● Information provided
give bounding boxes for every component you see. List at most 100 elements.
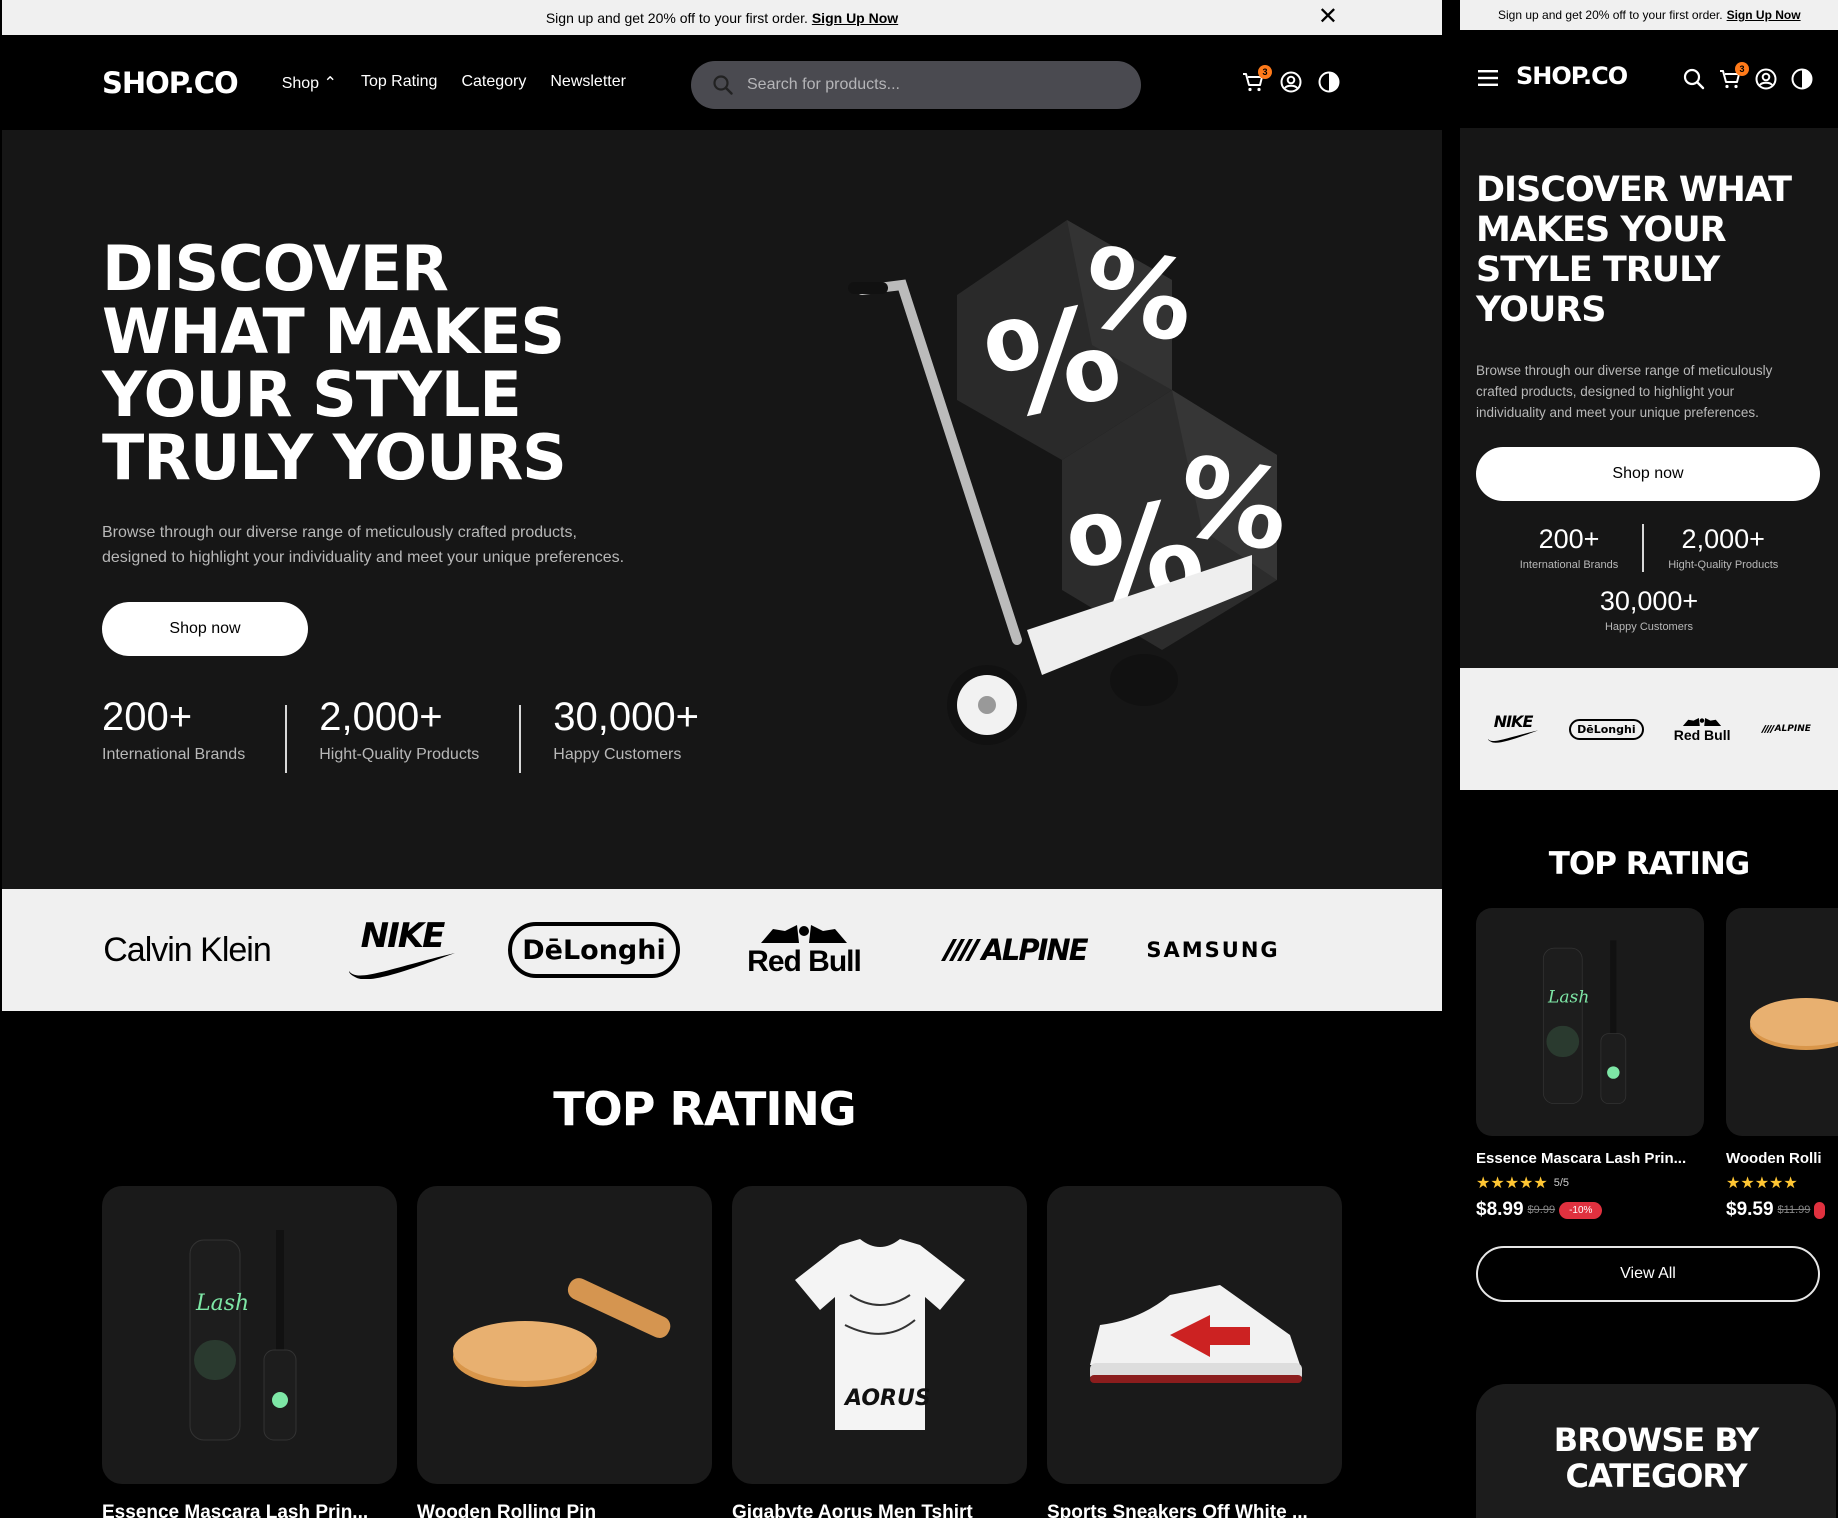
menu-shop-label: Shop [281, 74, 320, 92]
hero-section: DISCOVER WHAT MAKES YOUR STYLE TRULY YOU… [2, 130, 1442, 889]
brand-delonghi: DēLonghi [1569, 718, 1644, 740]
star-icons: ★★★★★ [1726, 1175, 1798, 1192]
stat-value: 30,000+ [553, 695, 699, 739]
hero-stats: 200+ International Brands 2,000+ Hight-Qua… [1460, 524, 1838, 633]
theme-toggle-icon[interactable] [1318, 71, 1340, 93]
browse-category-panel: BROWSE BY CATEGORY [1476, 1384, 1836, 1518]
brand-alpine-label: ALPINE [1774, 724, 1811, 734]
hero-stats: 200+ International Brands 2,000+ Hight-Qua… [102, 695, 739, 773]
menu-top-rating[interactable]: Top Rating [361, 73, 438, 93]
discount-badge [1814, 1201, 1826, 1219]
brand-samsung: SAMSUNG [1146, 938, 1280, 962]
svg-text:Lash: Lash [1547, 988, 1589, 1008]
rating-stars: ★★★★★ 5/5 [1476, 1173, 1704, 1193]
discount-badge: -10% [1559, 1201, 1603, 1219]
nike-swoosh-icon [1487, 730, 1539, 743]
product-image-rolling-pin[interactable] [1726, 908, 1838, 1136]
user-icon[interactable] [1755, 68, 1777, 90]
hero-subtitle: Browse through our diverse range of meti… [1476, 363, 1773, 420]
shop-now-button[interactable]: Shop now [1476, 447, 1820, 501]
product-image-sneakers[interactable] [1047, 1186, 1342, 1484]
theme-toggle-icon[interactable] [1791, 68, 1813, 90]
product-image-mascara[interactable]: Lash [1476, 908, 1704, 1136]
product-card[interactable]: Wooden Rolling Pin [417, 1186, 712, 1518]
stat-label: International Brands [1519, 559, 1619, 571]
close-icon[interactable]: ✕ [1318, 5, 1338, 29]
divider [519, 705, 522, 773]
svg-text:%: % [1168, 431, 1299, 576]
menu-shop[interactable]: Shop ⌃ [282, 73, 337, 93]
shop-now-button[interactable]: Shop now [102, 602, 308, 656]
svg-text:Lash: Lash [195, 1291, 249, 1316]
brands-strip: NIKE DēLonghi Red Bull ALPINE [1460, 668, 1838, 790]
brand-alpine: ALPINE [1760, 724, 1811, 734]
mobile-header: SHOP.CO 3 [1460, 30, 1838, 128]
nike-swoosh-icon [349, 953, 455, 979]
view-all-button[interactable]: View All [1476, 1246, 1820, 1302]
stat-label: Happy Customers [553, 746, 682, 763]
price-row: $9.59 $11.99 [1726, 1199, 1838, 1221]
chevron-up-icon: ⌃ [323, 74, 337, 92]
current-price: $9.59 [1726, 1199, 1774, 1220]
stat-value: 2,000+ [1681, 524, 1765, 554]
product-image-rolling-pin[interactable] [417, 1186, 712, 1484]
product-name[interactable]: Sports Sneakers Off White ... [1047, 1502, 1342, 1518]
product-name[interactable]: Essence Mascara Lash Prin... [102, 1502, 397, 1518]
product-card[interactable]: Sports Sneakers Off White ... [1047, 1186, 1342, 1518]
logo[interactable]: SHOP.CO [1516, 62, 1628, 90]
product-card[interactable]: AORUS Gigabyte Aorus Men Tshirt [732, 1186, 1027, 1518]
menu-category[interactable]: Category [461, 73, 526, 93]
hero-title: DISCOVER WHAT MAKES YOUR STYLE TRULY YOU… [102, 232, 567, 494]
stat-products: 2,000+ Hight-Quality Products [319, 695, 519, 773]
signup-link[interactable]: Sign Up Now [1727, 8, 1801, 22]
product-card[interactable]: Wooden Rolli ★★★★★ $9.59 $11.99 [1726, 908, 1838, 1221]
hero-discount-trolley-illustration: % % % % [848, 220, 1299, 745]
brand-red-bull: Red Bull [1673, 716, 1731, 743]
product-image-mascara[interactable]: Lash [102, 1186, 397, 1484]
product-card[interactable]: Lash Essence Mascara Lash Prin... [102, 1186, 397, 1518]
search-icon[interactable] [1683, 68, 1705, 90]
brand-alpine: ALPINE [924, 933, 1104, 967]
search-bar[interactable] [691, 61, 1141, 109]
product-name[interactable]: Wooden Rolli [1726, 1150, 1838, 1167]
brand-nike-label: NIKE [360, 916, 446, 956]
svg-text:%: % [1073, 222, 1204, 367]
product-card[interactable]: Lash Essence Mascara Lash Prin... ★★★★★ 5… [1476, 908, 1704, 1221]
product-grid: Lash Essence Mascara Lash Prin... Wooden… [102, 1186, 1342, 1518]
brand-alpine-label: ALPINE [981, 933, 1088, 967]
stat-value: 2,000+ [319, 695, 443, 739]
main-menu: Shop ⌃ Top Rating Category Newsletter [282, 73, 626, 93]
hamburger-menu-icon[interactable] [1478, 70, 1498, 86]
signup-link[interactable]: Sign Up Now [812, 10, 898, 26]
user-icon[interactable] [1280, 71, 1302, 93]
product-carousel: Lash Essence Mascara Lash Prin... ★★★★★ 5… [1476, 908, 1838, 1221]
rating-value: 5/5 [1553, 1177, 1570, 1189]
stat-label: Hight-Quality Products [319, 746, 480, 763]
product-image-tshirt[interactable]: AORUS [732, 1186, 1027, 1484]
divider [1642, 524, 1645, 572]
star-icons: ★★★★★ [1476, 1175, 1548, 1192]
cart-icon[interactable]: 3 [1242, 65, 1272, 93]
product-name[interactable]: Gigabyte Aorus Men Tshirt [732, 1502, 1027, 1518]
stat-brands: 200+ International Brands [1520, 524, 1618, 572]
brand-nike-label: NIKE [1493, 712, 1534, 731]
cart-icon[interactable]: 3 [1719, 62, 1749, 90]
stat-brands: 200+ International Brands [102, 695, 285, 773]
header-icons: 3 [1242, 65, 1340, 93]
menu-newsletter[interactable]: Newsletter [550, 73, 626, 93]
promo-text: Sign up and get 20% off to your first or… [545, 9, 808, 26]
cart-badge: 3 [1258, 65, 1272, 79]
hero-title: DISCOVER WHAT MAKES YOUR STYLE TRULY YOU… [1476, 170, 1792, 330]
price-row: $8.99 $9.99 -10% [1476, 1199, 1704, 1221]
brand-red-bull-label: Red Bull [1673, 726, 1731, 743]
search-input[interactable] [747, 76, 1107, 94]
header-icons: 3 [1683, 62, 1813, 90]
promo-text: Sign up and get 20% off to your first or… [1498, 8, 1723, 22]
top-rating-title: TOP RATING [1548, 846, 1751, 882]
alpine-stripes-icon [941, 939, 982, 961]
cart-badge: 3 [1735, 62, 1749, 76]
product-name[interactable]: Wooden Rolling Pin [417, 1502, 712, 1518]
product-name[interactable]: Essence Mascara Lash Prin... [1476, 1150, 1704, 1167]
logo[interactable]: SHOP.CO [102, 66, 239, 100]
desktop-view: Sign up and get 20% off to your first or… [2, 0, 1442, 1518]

---

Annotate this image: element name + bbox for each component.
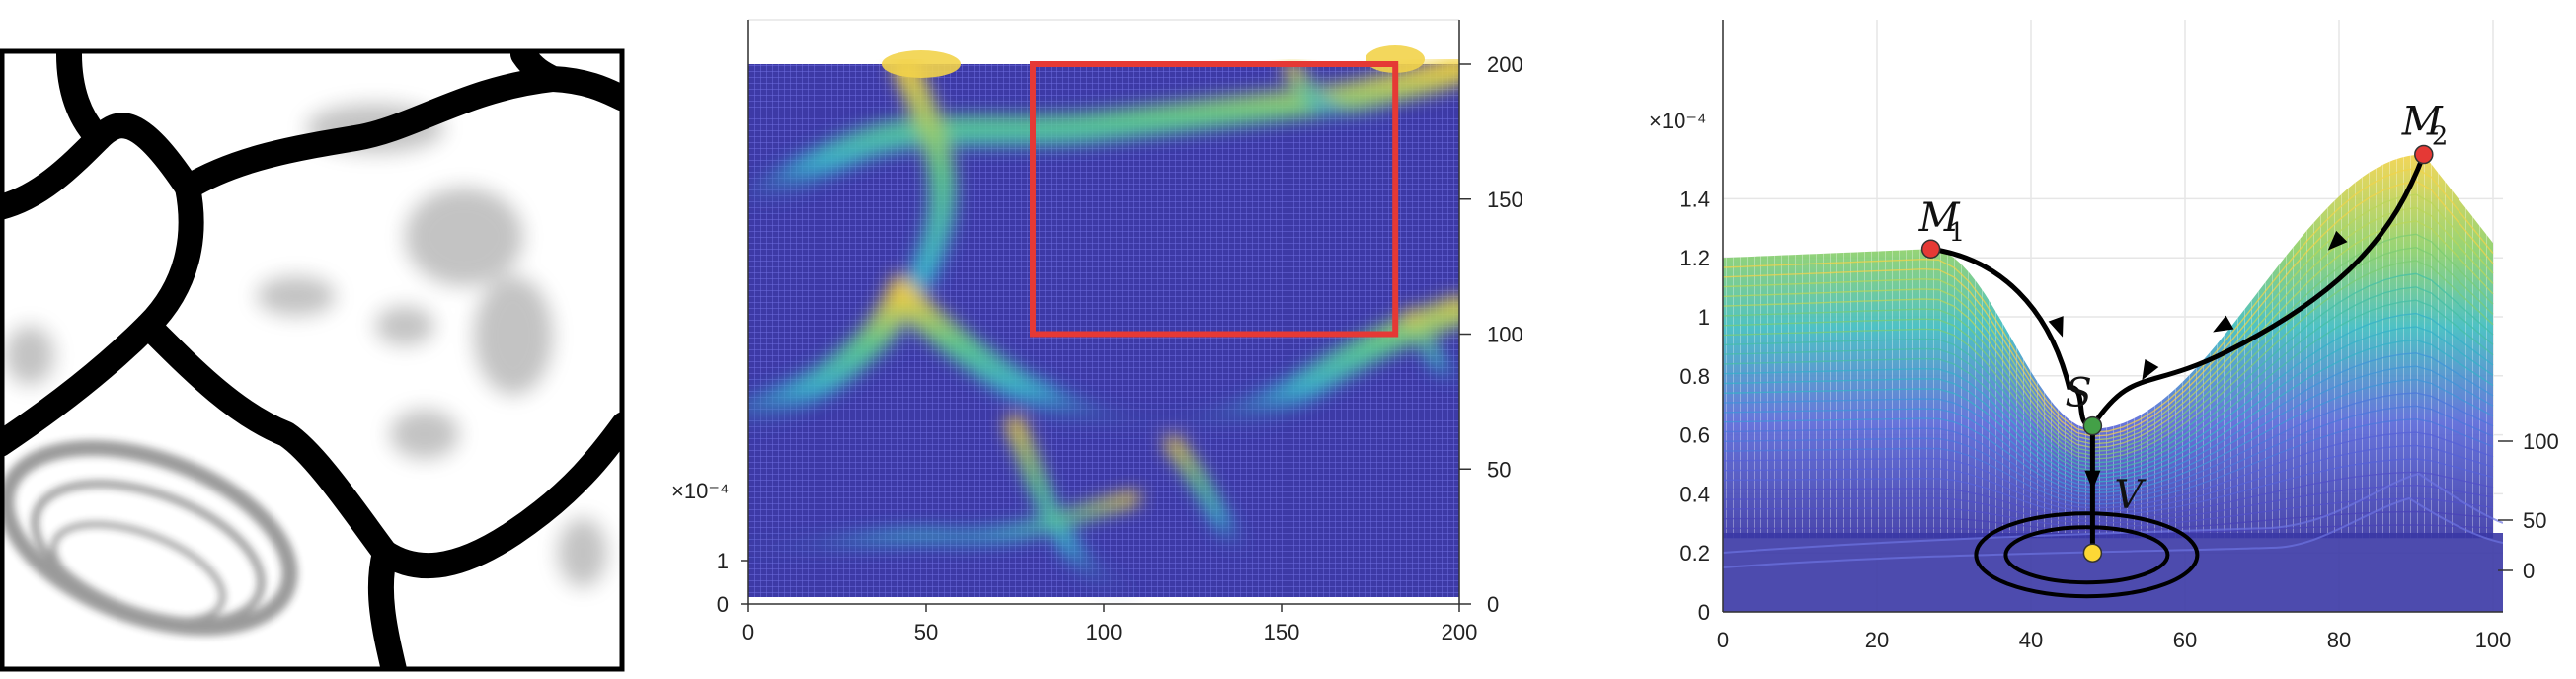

* * *

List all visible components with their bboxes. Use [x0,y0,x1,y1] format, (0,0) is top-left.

● Instructions for the task
Rewrite the stretch of lines from the one containing "give bounding boxes" through the one containing "browse-category-panel: BROWSE BY", changing "hero-section" to "banner-section" and keeping everything else the same. Leave the picture out.

● Exercise result
give bounding boxes for every component you see. List at most 100 elements.
menu-shop-label: Shop [281, 74, 320, 92]
banner-section: DISCOVER WHAT MAKES YOUR STYLE TRULY YOU… [2, 130, 1442, 889]
brand-delonghi: DēLonghi [1569, 718, 1644, 740]
star-icons: ★★★★★ [1726, 1175, 1798, 1192]
stat-value: 30,000+ [553, 695, 699, 739]
hero-stats: 200+ International Brands 2,000+ Hight-Qua… [1460, 524, 1838, 633]
theme-toggle-icon[interactable] [1318, 71, 1340, 93]
browse-category-panel: BROWSE BY CATEGORY [1476, 1384, 1836, 1518]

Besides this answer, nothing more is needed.